- WHAT THE TASK ASKS: Your task is to give the listing below back word for word, pictures excluded.

Dataset records:

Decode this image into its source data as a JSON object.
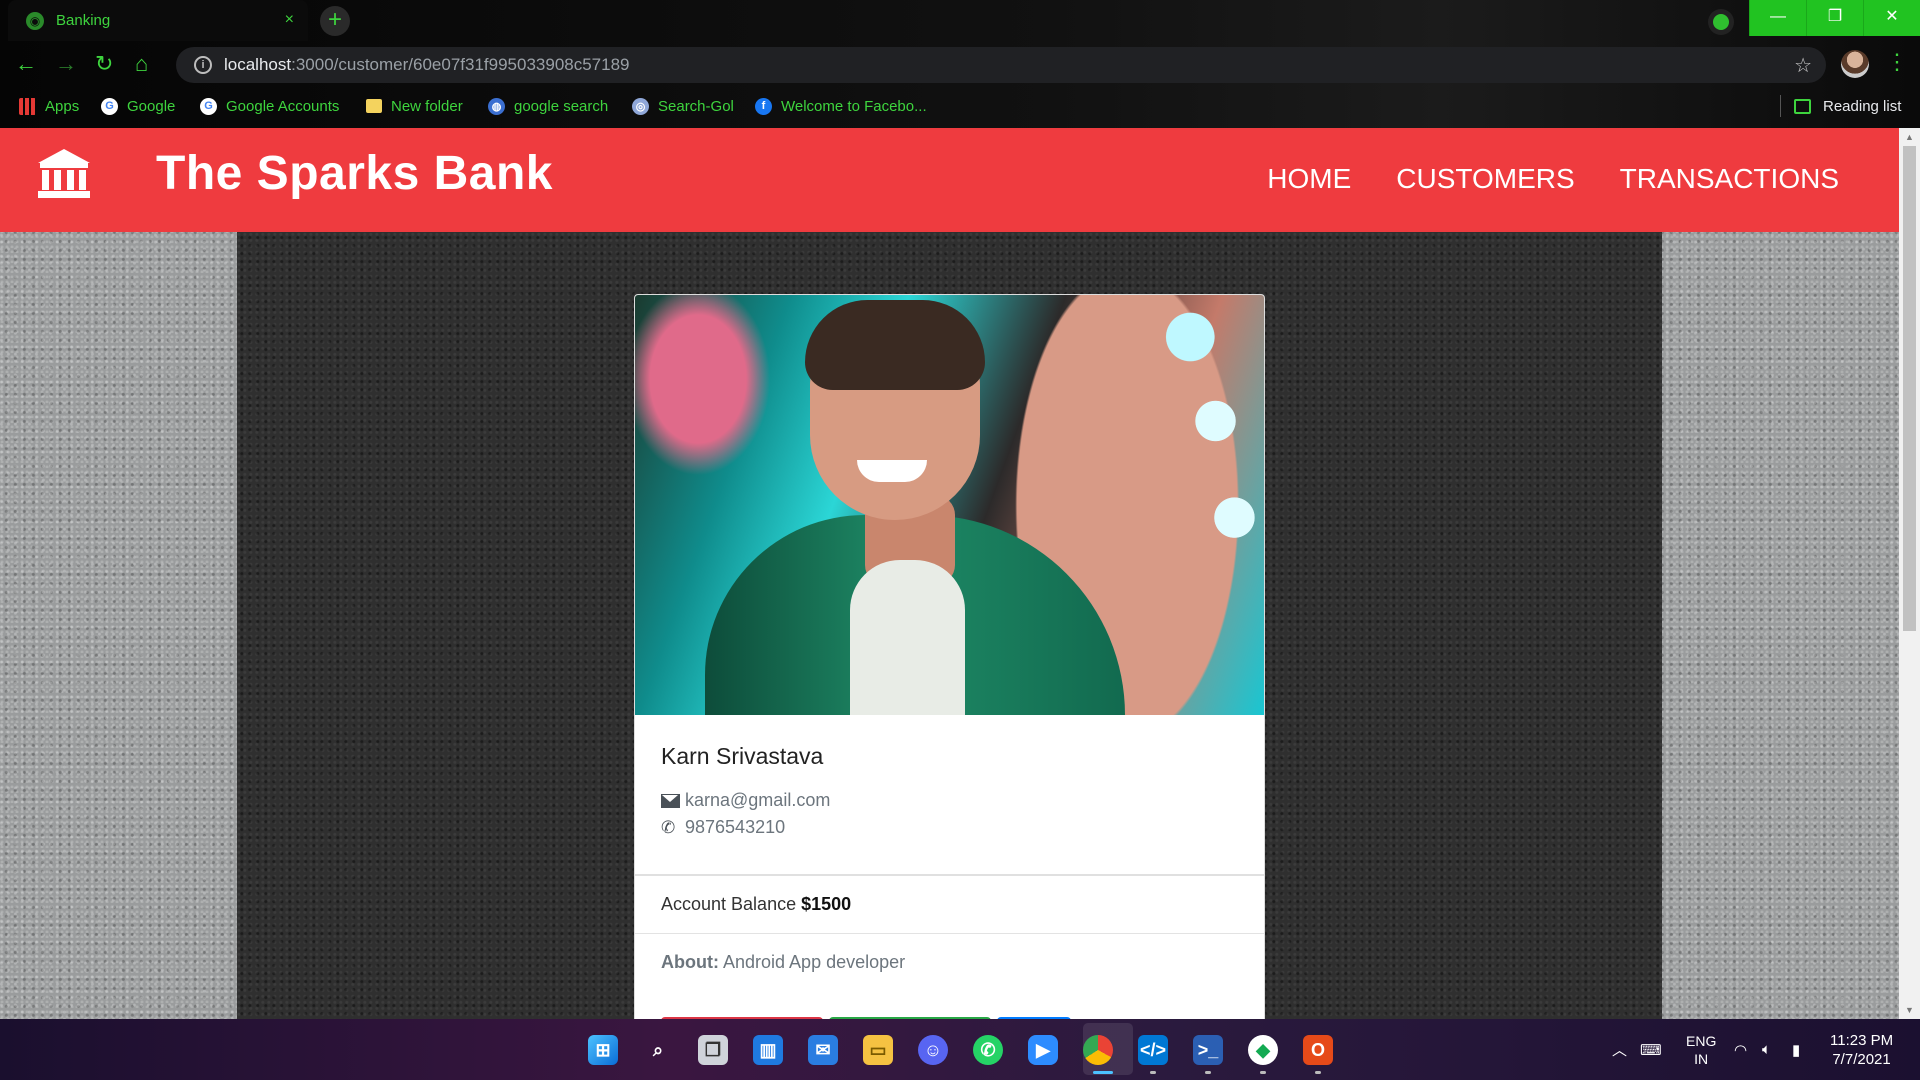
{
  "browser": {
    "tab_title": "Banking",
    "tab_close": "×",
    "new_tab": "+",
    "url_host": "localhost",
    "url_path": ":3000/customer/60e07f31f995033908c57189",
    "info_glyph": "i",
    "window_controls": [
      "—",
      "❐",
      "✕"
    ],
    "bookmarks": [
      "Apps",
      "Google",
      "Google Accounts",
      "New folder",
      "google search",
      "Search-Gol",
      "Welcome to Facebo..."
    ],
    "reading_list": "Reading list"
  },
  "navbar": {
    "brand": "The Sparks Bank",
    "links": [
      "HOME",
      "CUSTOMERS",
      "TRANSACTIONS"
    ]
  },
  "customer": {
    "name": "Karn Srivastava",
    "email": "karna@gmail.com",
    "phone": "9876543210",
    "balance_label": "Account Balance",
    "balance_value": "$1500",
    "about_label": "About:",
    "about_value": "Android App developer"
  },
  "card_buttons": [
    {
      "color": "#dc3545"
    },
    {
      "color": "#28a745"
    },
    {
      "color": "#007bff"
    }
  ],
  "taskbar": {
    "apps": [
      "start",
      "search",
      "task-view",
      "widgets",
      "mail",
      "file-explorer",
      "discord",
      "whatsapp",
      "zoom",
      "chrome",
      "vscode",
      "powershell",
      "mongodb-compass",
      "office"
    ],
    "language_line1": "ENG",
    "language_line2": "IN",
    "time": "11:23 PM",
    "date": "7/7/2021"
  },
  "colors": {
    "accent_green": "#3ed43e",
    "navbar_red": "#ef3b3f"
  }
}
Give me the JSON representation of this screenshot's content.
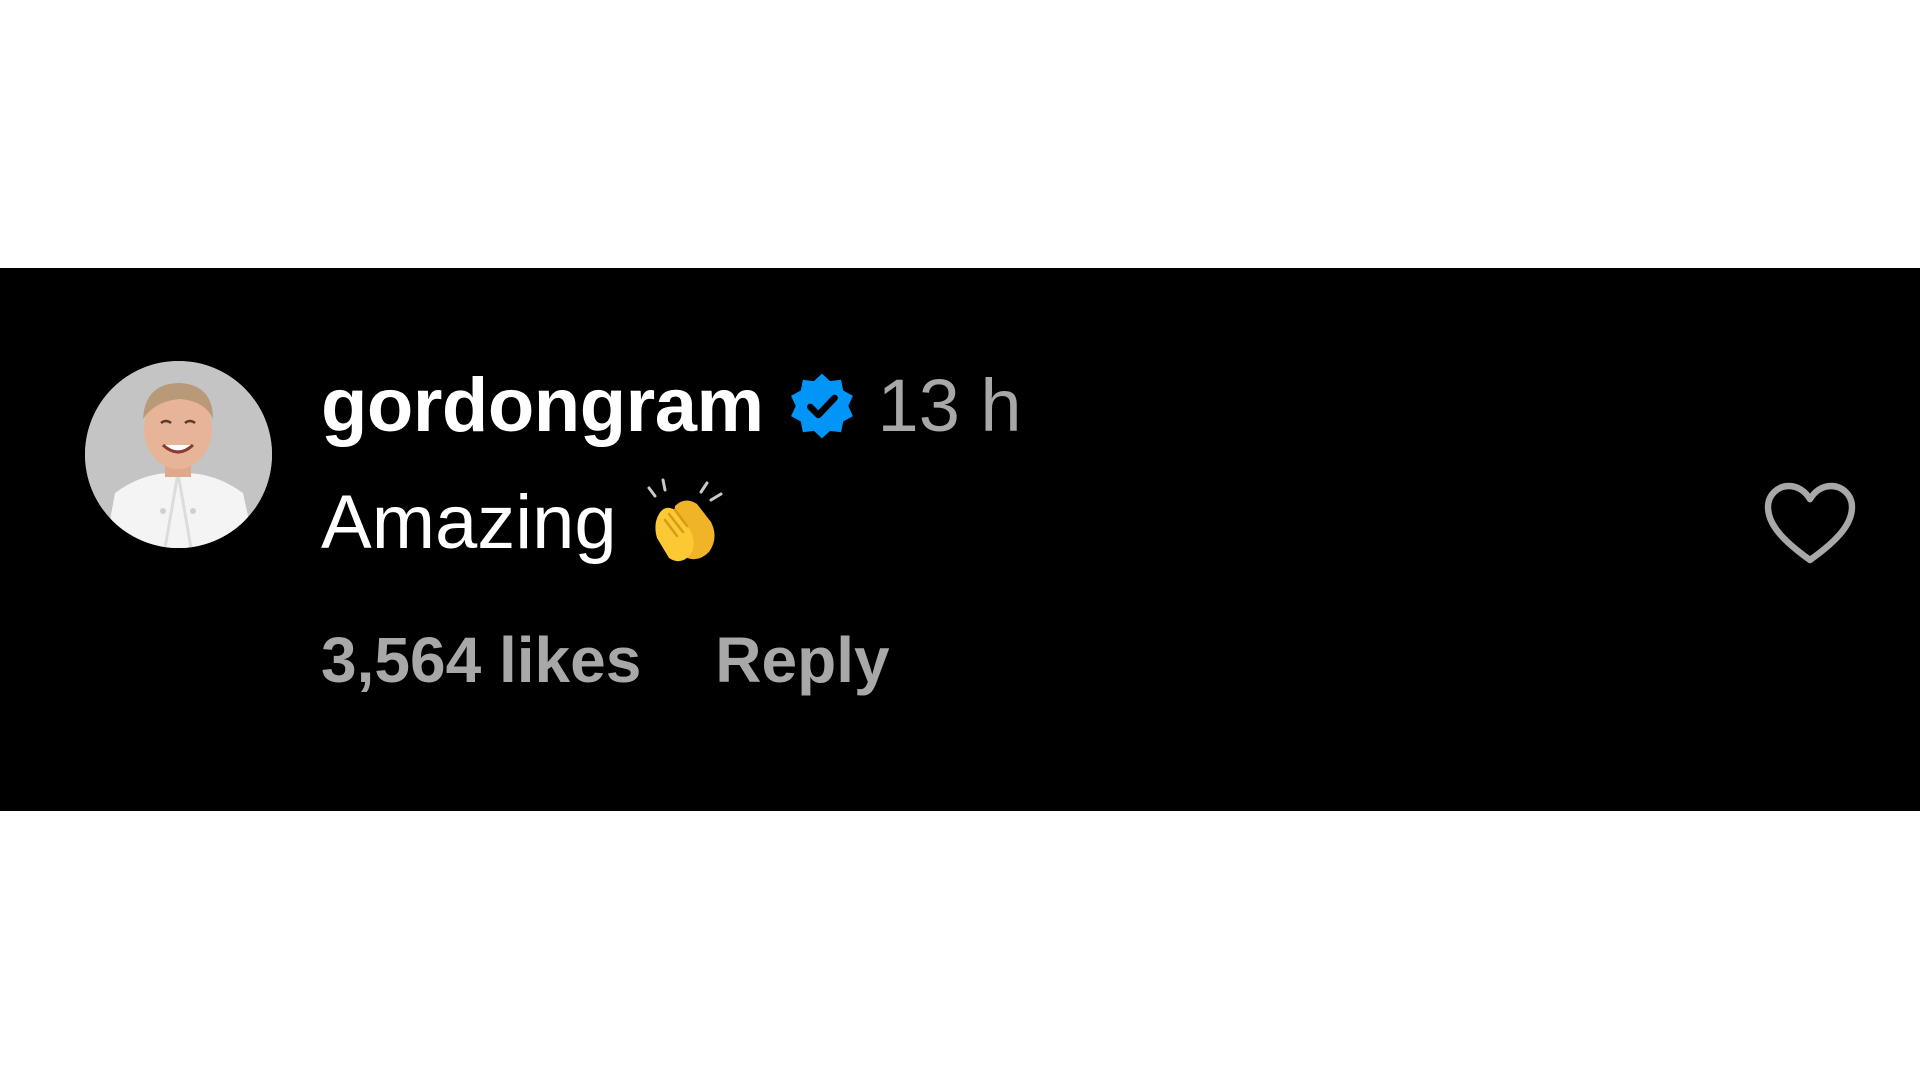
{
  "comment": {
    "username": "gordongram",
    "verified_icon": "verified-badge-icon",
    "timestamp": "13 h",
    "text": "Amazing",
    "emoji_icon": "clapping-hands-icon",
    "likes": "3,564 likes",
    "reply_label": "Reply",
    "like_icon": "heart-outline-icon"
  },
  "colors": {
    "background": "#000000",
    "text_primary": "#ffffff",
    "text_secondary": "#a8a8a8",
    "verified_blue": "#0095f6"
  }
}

- TASK SOLUTION:
Decode this image into its source data as a JSON object.
{
  "browser": {
    "tab_title": "Banking",
    "tab_close": "×",
    "new_tab": "+",
    "url_host": "localhost",
    "url_path": ":3000/customer/60e07f31f995033908c57189",
    "info_glyph": "i",
    "window_controls": [
      "—",
      "❐",
      "✕"
    ],
    "bookmarks": [
      "Apps",
      "Google",
      "Google Accounts",
      "New folder",
      "google search",
      "Search-Gol",
      "Welcome to Facebo..."
    ],
    "reading_list": "Reading list"
  },
  "navbar": {
    "brand": "The Sparks Bank",
    "links": [
      "HOME",
      "CUSTOMERS",
      "TRANSACTIONS"
    ]
  },
  "customer": {
    "name": "Karn Srivastava",
    "email": "karna@gmail.com",
    "phone": "9876543210",
    "balance_label": "Account Balance",
    "balance_value": "$1500",
    "about_label": "About:",
    "about_value": "Android App developer"
  },
  "card_buttons": [
    {
      "color": "#dc3545"
    },
    {
      "color": "#28a745"
    },
    {
      "color": "#007bff"
    }
  ],
  "taskbar": {
    "apps": [
      "start",
      "search",
      "task-view",
      "widgets",
      "mail",
      "file-explorer",
      "discord",
      "whatsapp",
      "zoom",
      "chrome",
      "vscode",
      "powershell",
      "mongodb-compass",
      "office"
    ],
    "language_line1": "ENG",
    "language_line2": "IN",
    "time": "11:23 PM",
    "date": "7/7/2021"
  },
  "colors": {
    "accent_green": "#3ed43e",
    "navbar_red": "#ef3b3f"
  }
}
Give me the JSON representation of this screenshot's content.
{
  "comment": {
    "username": "gordongram",
    "verified_icon": "verified-badge-icon",
    "timestamp": "13 h",
    "text": "Amazing",
    "emoji_icon": "clapping-hands-icon",
    "likes": "3,564 likes",
    "reply_label": "Reply",
    "like_icon": "heart-outline-icon"
  },
  "colors": {
    "background": "#000000",
    "text_primary": "#ffffff",
    "text_secondary": "#a8a8a8",
    "verified_blue": "#0095f6"
  }
}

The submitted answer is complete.